What you are asked to do:
Find the string "name" in the entries and copy each line that has it.

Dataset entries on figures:
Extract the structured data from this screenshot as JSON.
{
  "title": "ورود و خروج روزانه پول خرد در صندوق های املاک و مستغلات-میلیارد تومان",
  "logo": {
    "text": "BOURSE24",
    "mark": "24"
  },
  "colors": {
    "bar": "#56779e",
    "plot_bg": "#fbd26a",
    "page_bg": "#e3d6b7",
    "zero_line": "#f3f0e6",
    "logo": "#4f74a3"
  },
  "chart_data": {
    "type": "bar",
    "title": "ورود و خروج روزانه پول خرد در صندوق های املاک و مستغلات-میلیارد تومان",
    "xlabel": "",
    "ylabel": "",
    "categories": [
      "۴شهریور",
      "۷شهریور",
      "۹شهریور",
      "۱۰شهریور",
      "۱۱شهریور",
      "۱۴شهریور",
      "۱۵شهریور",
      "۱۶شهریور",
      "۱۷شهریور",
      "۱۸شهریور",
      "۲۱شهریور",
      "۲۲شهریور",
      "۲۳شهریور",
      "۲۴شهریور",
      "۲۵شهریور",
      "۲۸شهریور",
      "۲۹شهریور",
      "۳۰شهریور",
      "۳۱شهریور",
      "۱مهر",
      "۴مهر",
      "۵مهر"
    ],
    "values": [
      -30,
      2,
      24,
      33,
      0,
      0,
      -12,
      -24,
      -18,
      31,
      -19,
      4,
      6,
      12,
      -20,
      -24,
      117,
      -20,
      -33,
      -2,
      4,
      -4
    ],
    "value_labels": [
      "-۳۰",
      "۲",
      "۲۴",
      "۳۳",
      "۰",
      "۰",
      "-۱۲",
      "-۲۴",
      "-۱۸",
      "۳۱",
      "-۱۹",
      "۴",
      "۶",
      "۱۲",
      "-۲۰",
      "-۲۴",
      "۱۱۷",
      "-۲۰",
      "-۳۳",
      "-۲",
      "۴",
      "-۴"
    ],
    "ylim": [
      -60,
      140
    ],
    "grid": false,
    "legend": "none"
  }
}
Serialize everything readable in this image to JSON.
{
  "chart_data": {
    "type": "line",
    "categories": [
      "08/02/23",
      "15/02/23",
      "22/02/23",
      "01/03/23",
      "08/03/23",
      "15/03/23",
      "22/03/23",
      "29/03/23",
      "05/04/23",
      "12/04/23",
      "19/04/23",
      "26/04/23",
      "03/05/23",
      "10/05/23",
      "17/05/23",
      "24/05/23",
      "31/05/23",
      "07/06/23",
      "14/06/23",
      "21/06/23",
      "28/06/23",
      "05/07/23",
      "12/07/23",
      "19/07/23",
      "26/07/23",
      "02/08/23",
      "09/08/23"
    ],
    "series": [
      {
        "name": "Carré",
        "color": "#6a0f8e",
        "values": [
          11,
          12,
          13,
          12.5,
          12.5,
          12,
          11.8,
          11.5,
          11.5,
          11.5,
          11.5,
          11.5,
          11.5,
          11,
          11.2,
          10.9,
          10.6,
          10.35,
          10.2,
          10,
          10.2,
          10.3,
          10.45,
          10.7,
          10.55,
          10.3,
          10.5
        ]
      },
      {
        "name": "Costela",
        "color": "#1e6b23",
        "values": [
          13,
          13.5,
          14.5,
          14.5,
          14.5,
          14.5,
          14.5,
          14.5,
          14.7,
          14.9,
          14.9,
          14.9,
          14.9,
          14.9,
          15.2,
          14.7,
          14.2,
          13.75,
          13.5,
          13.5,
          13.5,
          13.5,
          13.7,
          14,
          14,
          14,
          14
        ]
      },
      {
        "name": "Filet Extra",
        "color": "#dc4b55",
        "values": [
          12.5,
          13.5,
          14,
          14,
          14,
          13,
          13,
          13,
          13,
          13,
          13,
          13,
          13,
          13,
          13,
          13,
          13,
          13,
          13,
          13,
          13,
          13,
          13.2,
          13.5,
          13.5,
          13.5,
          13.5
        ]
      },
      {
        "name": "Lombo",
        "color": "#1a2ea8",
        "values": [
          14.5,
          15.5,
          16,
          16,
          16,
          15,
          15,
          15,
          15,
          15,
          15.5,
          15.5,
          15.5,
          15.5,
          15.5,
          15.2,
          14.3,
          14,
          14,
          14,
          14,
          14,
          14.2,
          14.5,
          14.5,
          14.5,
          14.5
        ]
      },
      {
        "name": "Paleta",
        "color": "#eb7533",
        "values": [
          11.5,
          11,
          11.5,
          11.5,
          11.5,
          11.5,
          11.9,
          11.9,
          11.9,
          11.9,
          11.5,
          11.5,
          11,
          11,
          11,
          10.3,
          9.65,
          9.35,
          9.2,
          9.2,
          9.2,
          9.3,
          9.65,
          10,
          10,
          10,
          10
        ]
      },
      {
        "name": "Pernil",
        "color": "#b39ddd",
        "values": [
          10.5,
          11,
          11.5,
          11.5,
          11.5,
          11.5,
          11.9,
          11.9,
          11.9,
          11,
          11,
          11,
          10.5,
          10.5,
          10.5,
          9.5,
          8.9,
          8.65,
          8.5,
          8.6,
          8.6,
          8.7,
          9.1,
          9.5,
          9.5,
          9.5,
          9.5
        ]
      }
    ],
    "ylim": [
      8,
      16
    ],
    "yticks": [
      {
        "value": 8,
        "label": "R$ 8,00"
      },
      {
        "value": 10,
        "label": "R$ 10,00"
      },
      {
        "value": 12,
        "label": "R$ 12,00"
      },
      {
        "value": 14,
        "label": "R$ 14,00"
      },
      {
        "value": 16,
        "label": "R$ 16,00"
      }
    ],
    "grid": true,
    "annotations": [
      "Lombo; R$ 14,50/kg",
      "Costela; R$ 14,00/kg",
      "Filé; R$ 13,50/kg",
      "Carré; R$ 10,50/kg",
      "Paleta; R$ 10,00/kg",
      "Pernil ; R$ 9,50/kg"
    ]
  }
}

Answer to the task:
        "name": "Carré",
        "name": "Costela",
        "name": "Filet Extra",
        "name": "Lombo",
        "name": "Paleta",
        "name": "Pernil",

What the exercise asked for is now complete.